**WHAT THE TASK ASKS:** What is the number of lines in the entries that include the word "diocésain"? Respond with the number only.
-- start RECORDS FOR THE EXERCISE --
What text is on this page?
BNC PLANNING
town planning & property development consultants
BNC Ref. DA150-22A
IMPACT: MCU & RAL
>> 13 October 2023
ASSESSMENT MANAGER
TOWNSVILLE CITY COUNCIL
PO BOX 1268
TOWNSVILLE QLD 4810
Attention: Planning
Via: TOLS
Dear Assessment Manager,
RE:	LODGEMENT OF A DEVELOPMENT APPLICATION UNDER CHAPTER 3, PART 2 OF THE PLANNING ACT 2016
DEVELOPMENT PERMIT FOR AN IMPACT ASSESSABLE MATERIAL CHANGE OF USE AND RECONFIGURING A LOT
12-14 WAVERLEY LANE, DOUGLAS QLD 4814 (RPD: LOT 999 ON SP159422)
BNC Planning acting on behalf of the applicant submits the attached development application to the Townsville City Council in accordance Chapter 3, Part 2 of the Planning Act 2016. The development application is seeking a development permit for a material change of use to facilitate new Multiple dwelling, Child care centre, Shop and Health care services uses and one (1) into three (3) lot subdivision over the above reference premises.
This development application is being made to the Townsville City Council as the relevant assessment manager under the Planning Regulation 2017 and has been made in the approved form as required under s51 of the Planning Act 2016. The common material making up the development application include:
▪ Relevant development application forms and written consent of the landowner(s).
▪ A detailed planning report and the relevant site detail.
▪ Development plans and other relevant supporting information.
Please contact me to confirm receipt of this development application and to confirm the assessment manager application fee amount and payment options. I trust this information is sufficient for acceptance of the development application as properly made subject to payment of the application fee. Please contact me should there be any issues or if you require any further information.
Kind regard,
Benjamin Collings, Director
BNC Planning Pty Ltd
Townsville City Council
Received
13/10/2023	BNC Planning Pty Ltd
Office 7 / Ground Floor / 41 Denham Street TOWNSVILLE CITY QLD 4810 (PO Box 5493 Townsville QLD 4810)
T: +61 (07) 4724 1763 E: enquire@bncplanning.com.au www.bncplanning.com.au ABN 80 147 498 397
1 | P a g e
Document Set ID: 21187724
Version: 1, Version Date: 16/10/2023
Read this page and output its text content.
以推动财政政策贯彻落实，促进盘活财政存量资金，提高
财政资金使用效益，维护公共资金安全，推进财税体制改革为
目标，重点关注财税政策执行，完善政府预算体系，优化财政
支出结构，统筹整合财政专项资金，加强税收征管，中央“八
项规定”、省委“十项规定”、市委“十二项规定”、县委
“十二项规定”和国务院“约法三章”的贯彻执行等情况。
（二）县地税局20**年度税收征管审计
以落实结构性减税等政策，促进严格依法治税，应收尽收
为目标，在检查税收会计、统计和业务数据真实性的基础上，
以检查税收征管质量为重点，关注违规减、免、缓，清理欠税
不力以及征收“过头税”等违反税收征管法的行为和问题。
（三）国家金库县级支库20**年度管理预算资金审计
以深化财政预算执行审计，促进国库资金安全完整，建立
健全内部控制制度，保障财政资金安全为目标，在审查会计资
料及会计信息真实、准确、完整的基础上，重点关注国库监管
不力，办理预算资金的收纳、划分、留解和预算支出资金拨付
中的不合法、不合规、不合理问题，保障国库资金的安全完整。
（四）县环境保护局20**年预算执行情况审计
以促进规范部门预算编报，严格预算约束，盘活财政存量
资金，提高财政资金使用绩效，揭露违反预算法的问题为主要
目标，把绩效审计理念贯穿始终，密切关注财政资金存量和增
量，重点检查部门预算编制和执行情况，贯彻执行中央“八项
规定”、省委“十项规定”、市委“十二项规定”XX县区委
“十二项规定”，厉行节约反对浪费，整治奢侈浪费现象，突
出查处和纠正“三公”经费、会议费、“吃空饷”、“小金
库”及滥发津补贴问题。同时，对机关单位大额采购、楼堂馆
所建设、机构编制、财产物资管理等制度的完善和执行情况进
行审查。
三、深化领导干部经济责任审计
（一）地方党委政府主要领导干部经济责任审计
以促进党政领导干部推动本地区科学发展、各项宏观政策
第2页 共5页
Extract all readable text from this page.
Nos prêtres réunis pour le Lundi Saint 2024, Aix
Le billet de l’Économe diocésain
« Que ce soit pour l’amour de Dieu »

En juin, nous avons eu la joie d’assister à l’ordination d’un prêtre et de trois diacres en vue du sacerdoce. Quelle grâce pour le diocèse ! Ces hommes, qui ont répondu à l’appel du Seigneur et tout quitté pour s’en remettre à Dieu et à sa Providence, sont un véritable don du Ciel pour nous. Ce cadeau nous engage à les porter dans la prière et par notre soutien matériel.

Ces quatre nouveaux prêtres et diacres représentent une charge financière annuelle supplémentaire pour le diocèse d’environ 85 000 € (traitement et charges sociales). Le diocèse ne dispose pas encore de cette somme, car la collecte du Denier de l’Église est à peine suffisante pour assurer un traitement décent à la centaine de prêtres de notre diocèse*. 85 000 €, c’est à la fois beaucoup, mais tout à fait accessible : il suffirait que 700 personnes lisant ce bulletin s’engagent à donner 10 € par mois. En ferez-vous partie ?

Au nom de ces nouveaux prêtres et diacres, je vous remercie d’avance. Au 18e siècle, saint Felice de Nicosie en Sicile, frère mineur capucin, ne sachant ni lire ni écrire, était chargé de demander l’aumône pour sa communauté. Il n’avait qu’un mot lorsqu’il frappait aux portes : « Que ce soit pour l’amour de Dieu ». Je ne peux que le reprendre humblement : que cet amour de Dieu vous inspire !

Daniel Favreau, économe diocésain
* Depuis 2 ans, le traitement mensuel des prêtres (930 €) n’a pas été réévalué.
-- end RECORDS FOR THE EXERCISE --
**OUTPUT BELOW:** 2